Dataset excerpts:
##########
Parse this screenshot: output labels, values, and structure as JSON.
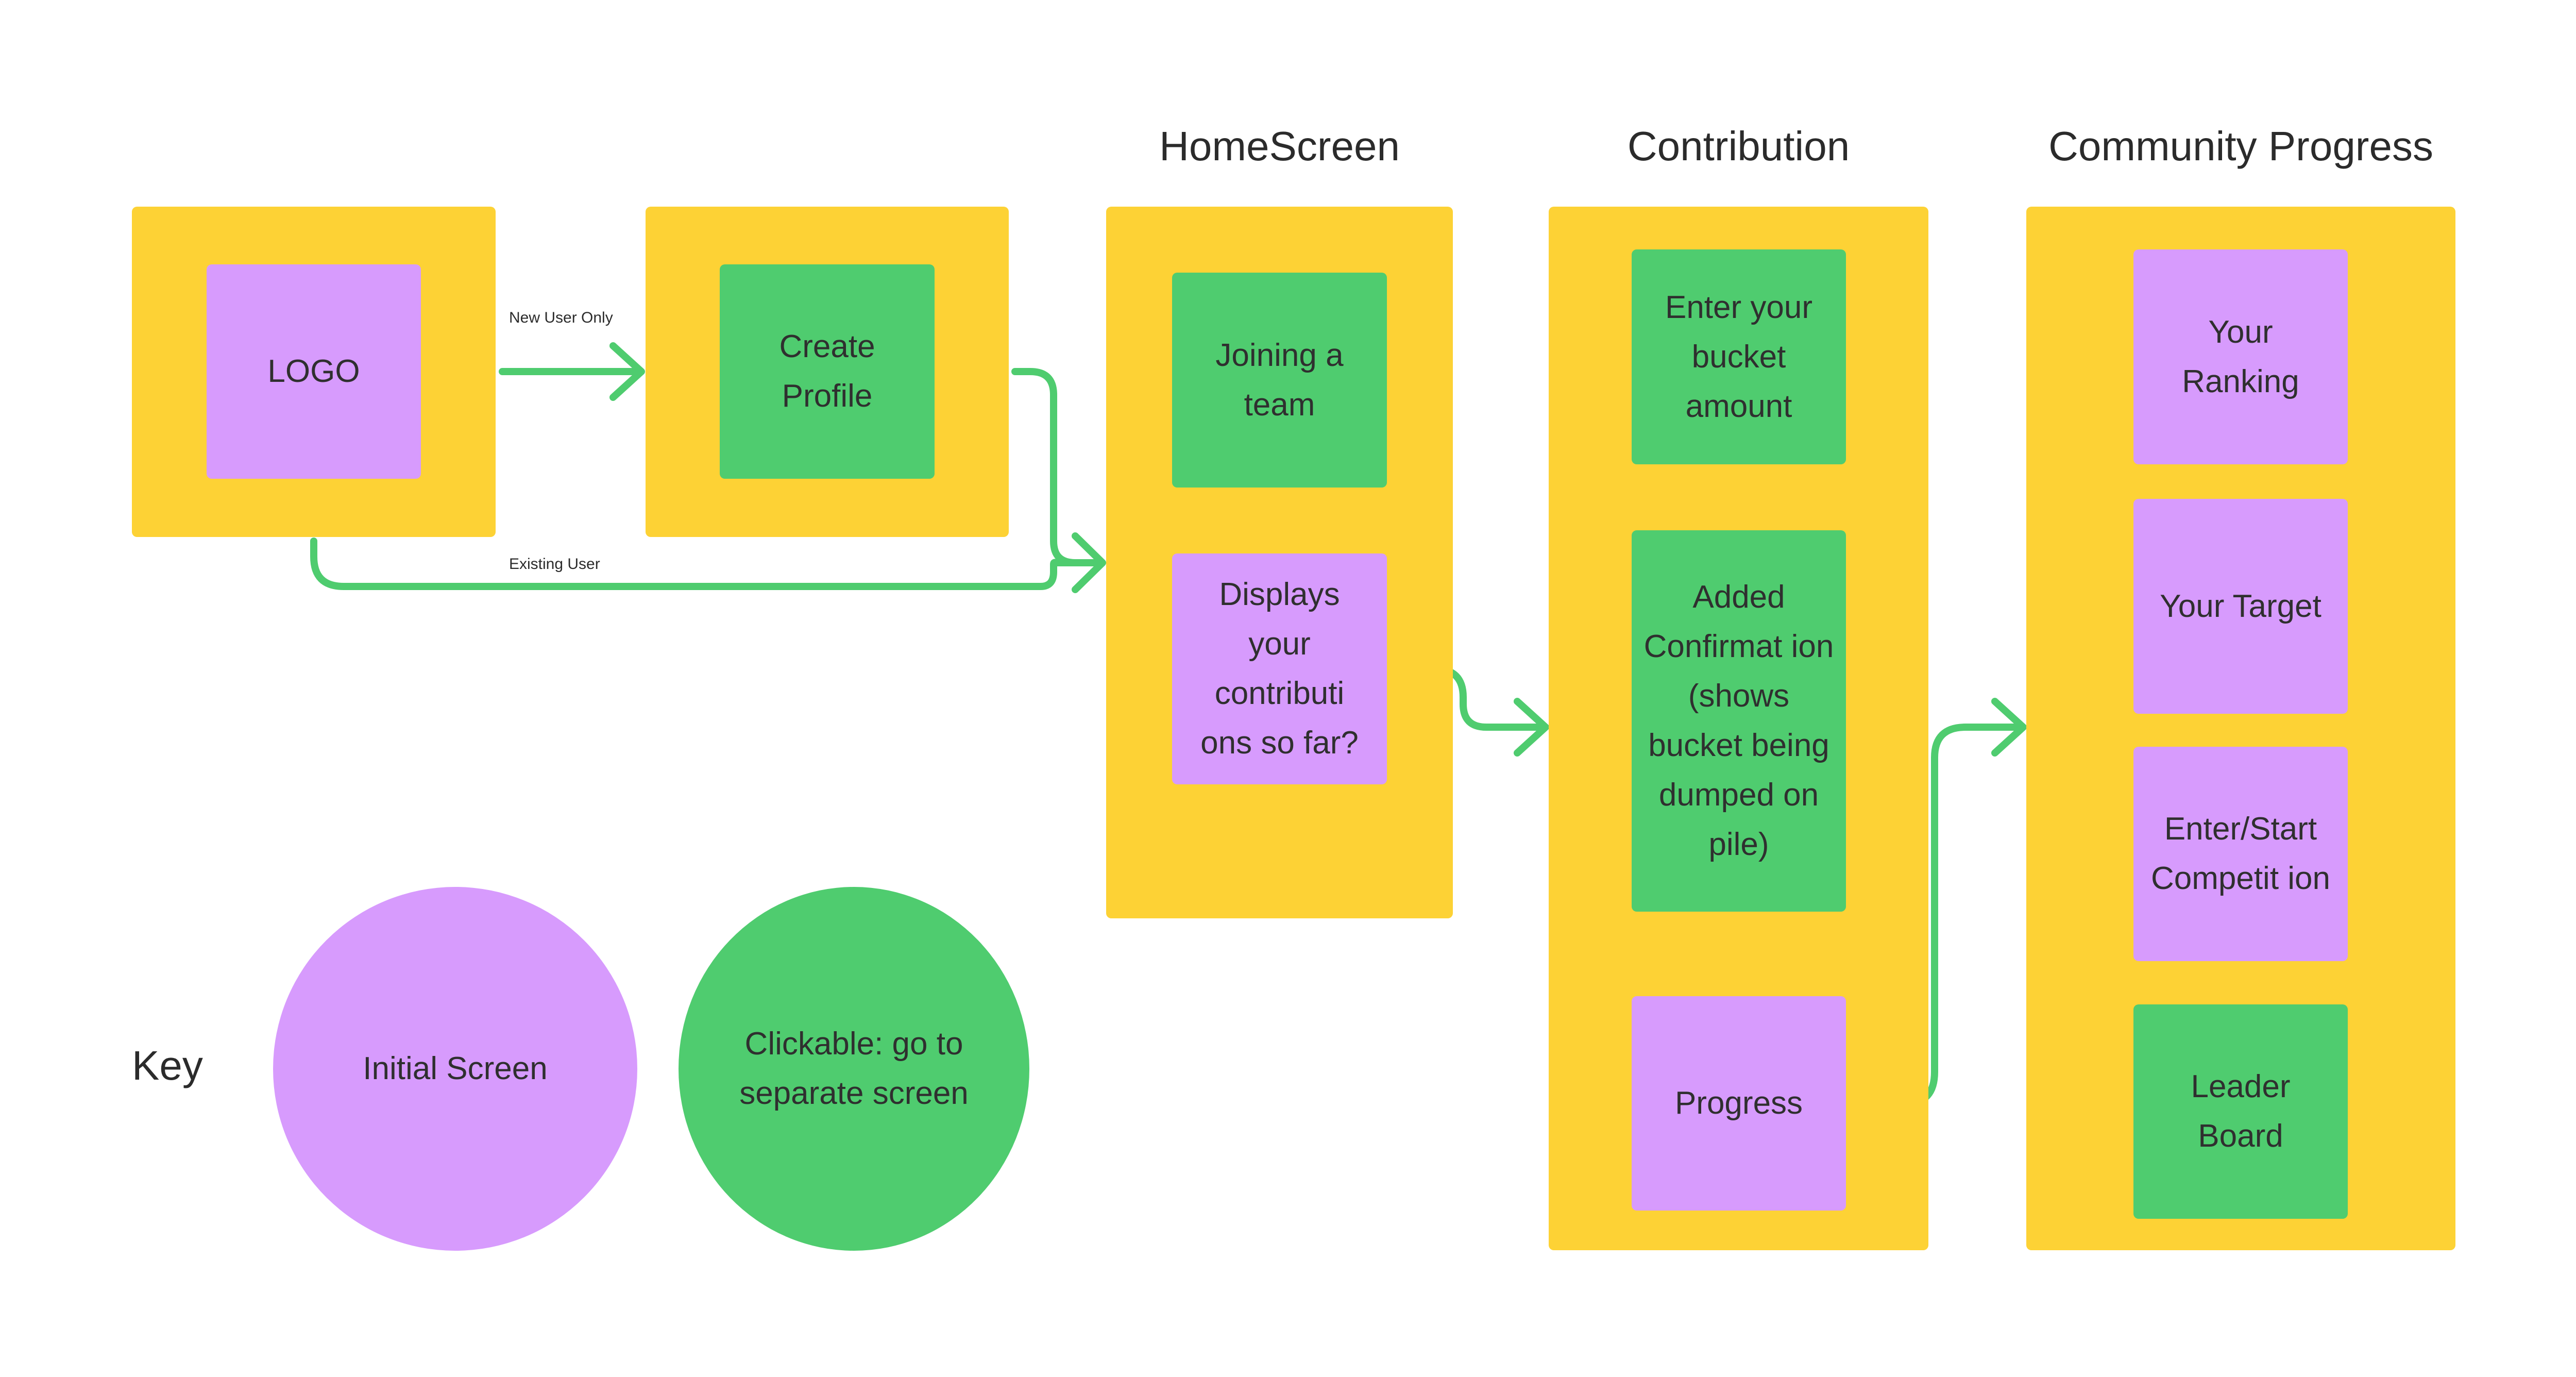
{
  "colors": {
    "frame": "#fdd235",
    "initial_screen": "#d79bfd",
    "clickable": "#4fcc6f",
    "connector": "#4fcc6f",
    "text": "#2b2b2b",
    "background": "#ffffff"
  },
  "screens": {
    "splash": {
      "card": {
        "label": "LOGO",
        "type": "initial_screen"
      }
    },
    "create_profile": {
      "card": {
        "label": "Create Profile",
        "type": "clickable"
      }
    },
    "homescreen": {
      "title": "HomeScreen",
      "cards": [
        {
          "label": "Joining a team",
          "type": "clickable"
        },
        {
          "label": "Displays your contributi ons so far?",
          "type": "initial_screen"
        }
      ]
    },
    "contribution": {
      "title": "Contribution",
      "cards": [
        {
          "label": "Enter your bucket amount",
          "type": "clickable"
        },
        {
          "label": "Added Confirmat ion (shows bucket being dumped on pile)",
          "type": "clickable"
        },
        {
          "label": "Progress",
          "type": "initial_screen"
        }
      ]
    },
    "community_progress": {
      "title": "Community Progress",
      "cards": [
        {
          "label": "Your Ranking",
          "type": "initial_screen"
        },
        {
          "label": "Your Target",
          "type": "initial_screen"
        },
        {
          "label": "Enter/Start Competit ion",
          "type": "initial_screen"
        },
        {
          "label": "Leader Board",
          "type": "clickable"
        }
      ]
    }
  },
  "connectors": [
    {
      "from": "LOGO",
      "to": "Create Profile",
      "label": "New User Only"
    },
    {
      "from": "LOGO",
      "to": "HomeScreen",
      "label": "Existing User"
    },
    {
      "from": "Create Profile",
      "to": "HomeScreen",
      "label": ""
    },
    {
      "from": "Displays your contributions so far?",
      "to": "Contribution",
      "label": ""
    },
    {
      "from": "Progress",
      "to": "Community Progress",
      "label": ""
    }
  ],
  "key": {
    "label": "Key",
    "items": [
      {
        "label": "Initial Screen",
        "type": "initial_screen"
      },
      {
        "label": "Clickable: go to separate screen",
        "type": "clickable"
      }
    ]
  }
}
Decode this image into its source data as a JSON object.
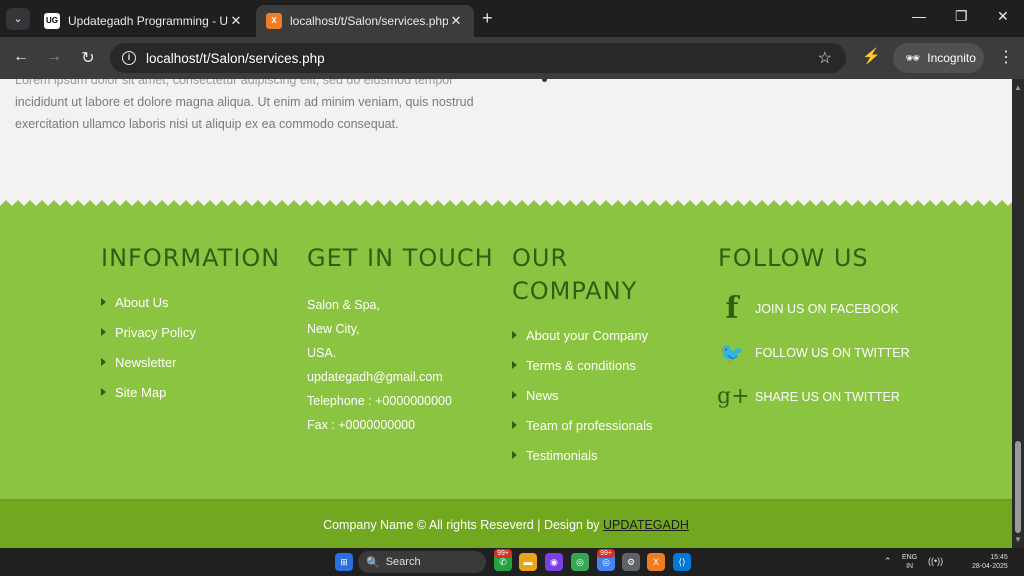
{
  "browser": {
    "tabs": [
      {
        "title": "Updategadh Programming - Upda",
        "favicon": "UG",
        "active": false
      },
      {
        "title": "localhost/t/Salon/services.php",
        "favicon": "X",
        "active": true
      }
    ],
    "url": "localhost/t/Salon/services.php",
    "incognito_label": "Incognito"
  },
  "page": {
    "intro_text_cut": "Lorem ipsum dolor sit amet, consectetur adipiscing elit, sed do eiusmod tempor",
    "intro_text_line1": "incididunt ut labore et dolore magna aliqua. Ut enim ad minim veniam, quis nostrud",
    "intro_text_line2": "exercitation ullamco laboris nisi ut aliquip ex ea commodo consequat."
  },
  "footer": {
    "information": {
      "title": "INFORMATION",
      "links": [
        "About Us",
        "Privacy Policy",
        "Newsletter",
        "Site Map"
      ]
    },
    "contact": {
      "title": "GET IN TOUCH",
      "lines": [
        "Salon & Spa,",
        "New City,",
        "USA.",
        "updategadh@gmail.com",
        "Telephone : +0000000000",
        "Fax : +0000000000"
      ]
    },
    "company": {
      "title_line1": "OUR",
      "title_line2": "COMPANY",
      "links": [
        "About your Company",
        "Terms & conditions",
        "News",
        "Team of professionals",
        "Testimonials"
      ]
    },
    "follow": {
      "title": "FOLLOW US",
      "items": [
        {
          "label": "JOIN US ON FACEBOOK",
          "icon": "facebook-icon",
          "glyph": "f"
        },
        {
          "label": "FOLLOW US ON TWITTER",
          "icon": "twitter-icon",
          "glyph": "🐦"
        },
        {
          "label": "SHARE US ON TWITTER",
          "icon": "google-plus-icon",
          "glyph": "g+"
        }
      ]
    },
    "copyright": "Company Name © All rights Reseverd | Design by ",
    "designer_link": "UPDATEGADH"
  },
  "colors": {
    "footer_green": "#8bc441",
    "title_green": "#2f5f12",
    "bottom_bar": "#72a81f"
  },
  "taskbar": {
    "search_label": "Search",
    "lang_line1": "ENG",
    "lang_line2": "IN",
    "time": "15:45",
    "date": "28-04-2025",
    "badge_1": "99+",
    "badge_2": "99+"
  }
}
##########
• [Your instructions]
Transcribe the listing in full. Omit the pictures and keep every line exact.

• [Output of the task]
Parse this screenshot: output labels, values, and structure as JSON.
{
  "colors": {
    "frame": "#fdd235",
    "initial_screen": "#d79bfd",
    "clickable": "#4fcc6f",
    "connector": "#4fcc6f",
    "text": "#2b2b2b",
    "background": "#ffffff"
  },
  "screens": {
    "splash": {
      "card": {
        "label": "LOGO",
        "type": "initial_screen"
      }
    },
    "create_profile": {
      "card": {
        "label": "Create Profile",
        "type": "clickable"
      }
    },
    "homescreen": {
      "title": "HomeScreen",
      "cards": [
        {
          "label": "Joining a team",
          "type": "clickable"
        },
        {
          "label": "Displays your contributi ons so far?",
          "type": "initial_screen"
        }
      ]
    },
    "contribution": {
      "title": "Contribution",
      "cards": [
        {
          "label": "Enter your bucket amount",
          "type": "clickable"
        },
        {
          "label": "Added Confirmat ion (shows bucket being dumped on pile)",
          "type": "clickable"
        },
        {
          "label": "Progress",
          "type": "initial_screen"
        }
      ]
    },
    "community_progress": {
      "title": "Community Progress",
      "cards": [
        {
          "label": "Your Ranking",
          "type": "initial_screen"
        },
        {
          "label": "Your Target",
          "type": "initial_screen"
        },
        {
          "label": "Enter/Start Competit ion",
          "type": "initial_screen"
        },
        {
          "label": "Leader Board",
          "type": "clickable"
        }
      ]
    }
  },
  "connectors": [
    {
      "from": "LOGO",
      "to": "Create Profile",
      "label": "New User Only"
    },
    {
      "from": "LOGO",
      "to": "HomeScreen",
      "label": "Existing User"
    },
    {
      "from": "Create Profile",
      "to": "HomeScreen",
      "label": ""
    },
    {
      "from": "Displays your contributions so far?",
      "to": "Contribution",
      "label": ""
    },
    {
      "from": "Progress",
      "to": "Community Progress",
      "label": ""
    }
  ],
  "key": {
    "label": "Key",
    "items": [
      {
        "label": "Initial Screen",
        "type": "initial_screen"
      },
      {
        "label": "Clickable: go to separate screen",
        "type": "clickable"
      }
    ]
  }
}
Decode this image into its source data as a JSON object.
{
  "browser": {
    "tabs": [
      {
        "title": "Updategadh Programming - Upda",
        "favicon": "UG",
        "active": false
      },
      {
        "title": "localhost/t/Salon/services.php",
        "favicon": "X",
        "active": true
      }
    ],
    "url": "localhost/t/Salon/services.php",
    "incognito_label": "Incognito"
  },
  "page": {
    "intro_text_cut": "Lorem ipsum dolor sit amet, consectetur adipiscing elit, sed do eiusmod tempor",
    "intro_text_line1": "incididunt ut labore et dolore magna aliqua. Ut enim ad minim veniam, quis nostrud",
    "intro_text_line2": "exercitation ullamco laboris nisi ut aliquip ex ea commodo consequat."
  },
  "footer": {
    "information": {
      "title": "INFORMATION",
      "links": [
        "About Us",
        "Privacy Policy",
        "Newsletter",
        "Site Map"
      ]
    },
    "contact": {
      "title": "GET IN TOUCH",
      "lines": [
        "Salon & Spa,",
        "New City,",
        "USA.",
        "updategadh@gmail.com",
        "Telephone : +0000000000",
        "Fax : +0000000000"
      ]
    },
    "company": {
      "title_line1": "OUR",
      "title_line2": "COMPANY",
      "links": [
        "About your Company",
        "Terms & conditions",
        "News",
        "Team of professionals",
        "Testimonials"
      ]
    },
    "follow": {
      "title": "FOLLOW US",
      "items": [
        {
          "label": "JOIN US ON FACEBOOK",
          "icon": "facebook-icon",
          "glyph": "f"
        },
        {
          "label": "FOLLOW US ON TWITTER",
          "icon": "twitter-icon",
          "glyph": "🐦"
        },
        {
          "label": "SHARE US ON TWITTER",
          "icon": "google-plus-icon",
          "glyph": "g+"
        }
      ]
    },
    "copyright": "Company Name © All rights Reseverd | Design by ",
    "designer_link": "UPDATEGADH"
  },
  "colors": {
    "footer_green": "#8bc441",
    "title_green": "#2f5f12",
    "bottom_bar": "#72a81f"
  },
  "taskbar": {
    "search_label": "Search",
    "lang_line1": "ENG",
    "lang_line2": "IN",
    "time": "15:45",
    "date": "28-04-2025",
    "badge_1": "99+",
    "badge_2": "99+"
  }
}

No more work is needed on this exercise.